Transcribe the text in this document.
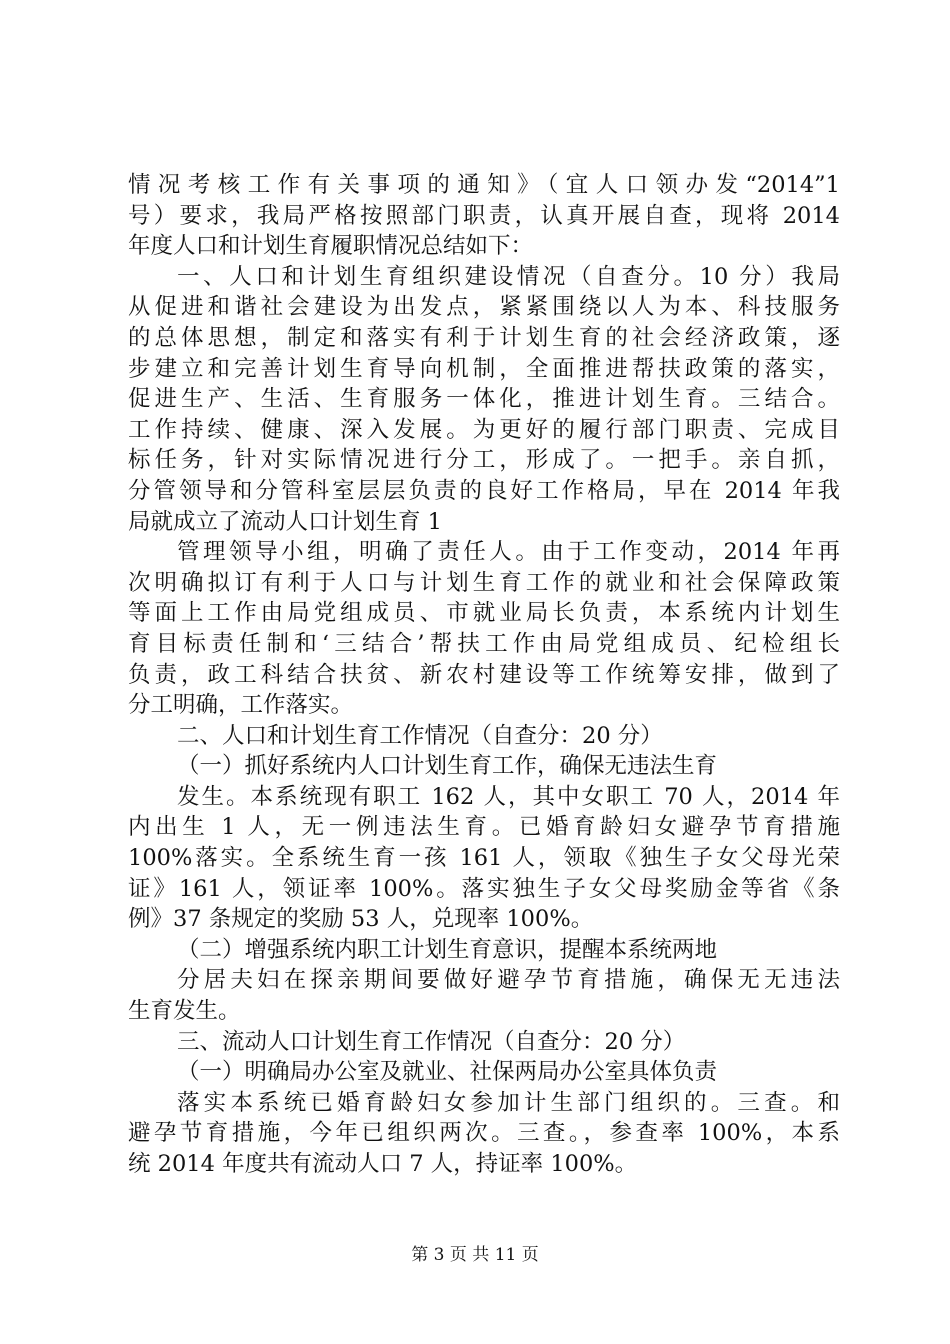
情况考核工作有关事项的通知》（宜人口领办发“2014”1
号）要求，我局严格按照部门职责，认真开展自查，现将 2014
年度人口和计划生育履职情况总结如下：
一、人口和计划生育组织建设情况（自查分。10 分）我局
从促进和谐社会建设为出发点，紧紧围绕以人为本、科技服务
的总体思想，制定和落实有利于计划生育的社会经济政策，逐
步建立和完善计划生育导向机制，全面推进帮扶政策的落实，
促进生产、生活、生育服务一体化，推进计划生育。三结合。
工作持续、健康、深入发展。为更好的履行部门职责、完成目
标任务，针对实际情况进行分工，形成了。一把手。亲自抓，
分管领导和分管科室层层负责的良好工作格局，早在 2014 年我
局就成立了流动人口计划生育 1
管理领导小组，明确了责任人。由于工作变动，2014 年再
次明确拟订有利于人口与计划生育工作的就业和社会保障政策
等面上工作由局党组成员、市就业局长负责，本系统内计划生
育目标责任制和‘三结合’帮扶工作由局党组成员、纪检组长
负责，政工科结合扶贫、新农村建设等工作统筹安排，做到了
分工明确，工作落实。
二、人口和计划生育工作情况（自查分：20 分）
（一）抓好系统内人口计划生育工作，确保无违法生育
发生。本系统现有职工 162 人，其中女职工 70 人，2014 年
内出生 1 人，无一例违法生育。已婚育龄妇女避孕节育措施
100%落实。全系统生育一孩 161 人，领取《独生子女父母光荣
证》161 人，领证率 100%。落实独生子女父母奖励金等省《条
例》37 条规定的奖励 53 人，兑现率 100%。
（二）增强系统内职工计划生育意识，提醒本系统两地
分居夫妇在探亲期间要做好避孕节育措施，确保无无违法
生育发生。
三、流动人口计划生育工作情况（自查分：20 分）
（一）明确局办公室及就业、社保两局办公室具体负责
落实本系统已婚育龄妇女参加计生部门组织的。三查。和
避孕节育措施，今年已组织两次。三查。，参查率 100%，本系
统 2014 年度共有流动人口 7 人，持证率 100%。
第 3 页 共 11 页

■ The request
Pictures don't belong in the copy. Transcribe every record exactly as it appears.

■ Solved exercise
Transcribe the text in this document.
情况考核工作有关事项的通知》（宜人口领办发“2014”1
号）要求，我局严格按照部门职责，认真开展自查，现将 2014
年度人口和计划生育履职情况总结如下：
一、人口和计划生育组织建设情况（自查分。10 分）我局
从促进和谐社会建设为出发点，紧紧围绕以人为本、科技服务
的总体思想，制定和落实有利于计划生育的社会经济政策，逐
步建立和完善计划生育导向机制，全面推进帮扶政策的落实，
促进生产、生活、生育服务一体化，推进计划生育。三结合。
工作持续、健康、深入发展。为更好的履行部门职责、完成目
标任务，针对实际情况进行分工，形成了。一把手。亲自抓，
分管领导和分管科室层层负责的良好工作格局，早在 2014 年我
局就成立了流动人口计划生育 1
管理领导小组，明确了责任人。由于工作变动，2014 年再
次明确拟订有利于人口与计划生育工作的就业和社会保障政策
等面上工作由局党组成员、市就业局长负责，本系统内计划生
育目标责任制和‘三结合’帮扶工作由局党组成员、纪检组长
负责，政工科结合扶贫、新农村建设等工作统筹安排，做到了
分工明确，工作落实。
二、人口和计划生育工作情况（自查分：20 分）
（一）抓好系统内人口计划生育工作，确保无违法生育
发生。本系统现有职工 162 人，其中女职工 70 人，2014 年
内出生 1 人，无一例违法生育。已婚育龄妇女避孕节育措施
100%落实。全系统生育一孩 161 人，领取《独生子女父母光荣
证》161 人，领证率 100%。落实独生子女父母奖励金等省《条
例》37 条规定的奖励 53 人，兑现率 100%。
（二）增强系统内职工计划生育意识，提醒本系统两地
分居夫妇在探亲期间要做好避孕节育措施，确保无无违法
生育发生。
三、流动人口计划生育工作情况（自查分：20 分）
（一）明确局办公室及就业、社保两局办公室具体负责
落实本系统已婚育龄妇女参加计生部门组织的。三查。和
避孕节育措施，今年已组织两次。三查。，参查率 100%，本系
统 2014 年度共有流动人口 7 人，持证率 100%。
第 3 页 共 11 页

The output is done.